[Goal]:
Copy the records from the start up to and including the line with "x-tick: 23.01.2016 Høybr&", replacing "bar" with "column" and leaving everything else unchanged.

[Provided records]:
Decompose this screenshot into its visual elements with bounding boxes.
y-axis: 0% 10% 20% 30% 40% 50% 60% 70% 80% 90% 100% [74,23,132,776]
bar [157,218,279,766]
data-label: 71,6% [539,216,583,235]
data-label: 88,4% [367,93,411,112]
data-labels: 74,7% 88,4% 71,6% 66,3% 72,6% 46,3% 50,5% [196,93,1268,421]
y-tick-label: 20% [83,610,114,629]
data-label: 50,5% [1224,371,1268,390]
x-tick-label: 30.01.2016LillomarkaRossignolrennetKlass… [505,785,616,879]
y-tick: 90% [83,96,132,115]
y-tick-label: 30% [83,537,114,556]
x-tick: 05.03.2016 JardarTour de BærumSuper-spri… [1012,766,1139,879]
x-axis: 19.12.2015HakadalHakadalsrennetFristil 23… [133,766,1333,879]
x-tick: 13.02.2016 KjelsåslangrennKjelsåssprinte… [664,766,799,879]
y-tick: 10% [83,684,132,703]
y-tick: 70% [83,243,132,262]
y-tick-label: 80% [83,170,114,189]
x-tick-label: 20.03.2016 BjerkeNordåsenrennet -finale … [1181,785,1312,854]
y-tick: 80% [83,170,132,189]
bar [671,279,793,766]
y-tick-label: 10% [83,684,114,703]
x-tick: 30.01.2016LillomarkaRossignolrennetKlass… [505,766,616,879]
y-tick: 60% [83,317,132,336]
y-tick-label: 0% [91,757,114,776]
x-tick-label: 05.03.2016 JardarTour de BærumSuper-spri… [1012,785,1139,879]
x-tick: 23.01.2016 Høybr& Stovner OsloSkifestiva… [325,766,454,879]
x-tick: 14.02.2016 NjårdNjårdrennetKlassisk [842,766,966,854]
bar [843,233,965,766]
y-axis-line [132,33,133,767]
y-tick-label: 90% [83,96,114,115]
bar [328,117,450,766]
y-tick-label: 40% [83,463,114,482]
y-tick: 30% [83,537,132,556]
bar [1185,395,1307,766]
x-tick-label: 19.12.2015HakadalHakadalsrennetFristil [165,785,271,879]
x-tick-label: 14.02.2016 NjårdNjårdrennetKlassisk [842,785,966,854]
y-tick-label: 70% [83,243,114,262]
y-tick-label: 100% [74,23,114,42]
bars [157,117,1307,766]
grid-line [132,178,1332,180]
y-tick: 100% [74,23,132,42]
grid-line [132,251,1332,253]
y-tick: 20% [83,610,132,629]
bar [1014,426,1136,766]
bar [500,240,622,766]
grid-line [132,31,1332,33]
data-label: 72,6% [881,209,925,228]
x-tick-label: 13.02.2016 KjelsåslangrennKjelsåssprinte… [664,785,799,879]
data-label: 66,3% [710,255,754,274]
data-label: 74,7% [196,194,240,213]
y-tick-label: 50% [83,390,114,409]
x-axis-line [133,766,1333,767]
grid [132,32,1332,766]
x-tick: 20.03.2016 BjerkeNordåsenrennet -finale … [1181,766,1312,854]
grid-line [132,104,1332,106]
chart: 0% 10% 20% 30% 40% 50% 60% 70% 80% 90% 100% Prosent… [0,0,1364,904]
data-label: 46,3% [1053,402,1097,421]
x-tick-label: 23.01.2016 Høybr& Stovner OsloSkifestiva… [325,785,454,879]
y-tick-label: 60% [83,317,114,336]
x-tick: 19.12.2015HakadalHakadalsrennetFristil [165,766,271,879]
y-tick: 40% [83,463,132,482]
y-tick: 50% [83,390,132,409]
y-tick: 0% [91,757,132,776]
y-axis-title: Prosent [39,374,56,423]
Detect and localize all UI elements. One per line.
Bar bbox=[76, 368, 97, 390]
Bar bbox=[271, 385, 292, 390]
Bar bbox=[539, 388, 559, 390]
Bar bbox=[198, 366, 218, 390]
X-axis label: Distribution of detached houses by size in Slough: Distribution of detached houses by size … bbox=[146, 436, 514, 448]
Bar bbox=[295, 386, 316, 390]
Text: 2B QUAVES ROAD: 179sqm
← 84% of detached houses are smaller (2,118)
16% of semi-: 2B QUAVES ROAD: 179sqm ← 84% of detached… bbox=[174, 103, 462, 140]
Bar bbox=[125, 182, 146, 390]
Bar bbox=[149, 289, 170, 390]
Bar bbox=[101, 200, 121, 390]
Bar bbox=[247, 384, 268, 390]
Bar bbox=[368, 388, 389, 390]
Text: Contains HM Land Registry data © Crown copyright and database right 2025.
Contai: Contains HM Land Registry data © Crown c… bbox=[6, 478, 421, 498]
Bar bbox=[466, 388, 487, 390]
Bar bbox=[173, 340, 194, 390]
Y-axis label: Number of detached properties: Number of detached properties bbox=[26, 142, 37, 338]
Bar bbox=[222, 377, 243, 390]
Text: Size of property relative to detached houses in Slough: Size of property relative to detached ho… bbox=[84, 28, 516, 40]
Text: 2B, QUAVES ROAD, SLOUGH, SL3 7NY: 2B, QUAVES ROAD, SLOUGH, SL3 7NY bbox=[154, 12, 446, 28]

[Solution for this task]:
Decompose this screenshot into its visual elements with bounding boxes.
y-axis: 0% 10% 20% 30% 40% 50% 60% 70% 80% 90% 100% [74,23,132,776]
column [157,218,279,766]
data-label: 71,6% [539,216,583,235]
data-label: 88,4% [367,93,411,112]
data-labels: 74,7% 88,4% 71,6% 66,3% 72,6% 46,3% 50,5% [196,93,1268,421]
y-tick-label: 20% [83,610,114,629]
data-label: 50,5% [1224,371,1268,390]
x-tick-label: 30.01.2016LillomarkaRossignolrennetKlass… [505,785,616,879]
y-tick: 90% [83,96,132,115]
y-tick-label: 30% [83,537,114,556]
x-tick: 05.03.2016 JardarTour de BærumSuper-spri… [1012,766,1139,879]
x-axis: 19.12.2015HakadalHakadalsrennetFristil 23… [133,766,1333,879]
x-tick: 13.02.2016 KjelsåslangrennKjelsåssprinte… [664,766,799,879]
y-tick: 10% [83,684,132,703]
y-tick: 70% [83,243,132,262]
y-tick-label: 80% [83,170,114,189]
x-tick-label: 20.03.2016 BjerkeNordåsenrennet -finale … [1181,785,1312,854]
y-tick: 80% [83,170,132,189]
column [671,279,793,766]
y-tick-label: 10% [83,684,114,703]
x-tick: 30.01.2016LillomarkaRossignolrennetKlass… [505,766,616,879]
y-tick: 60% [83,317,132,336]
y-tick-label: 0% [91,757,114,776]
x-tick-label: 05.03.2016 JardarTour de BærumSuper-spri… [1012,785,1139,879]
x-tick: 23.01.2016 Høybr& Stovner OsloSkifestiva… [325,766,454,879]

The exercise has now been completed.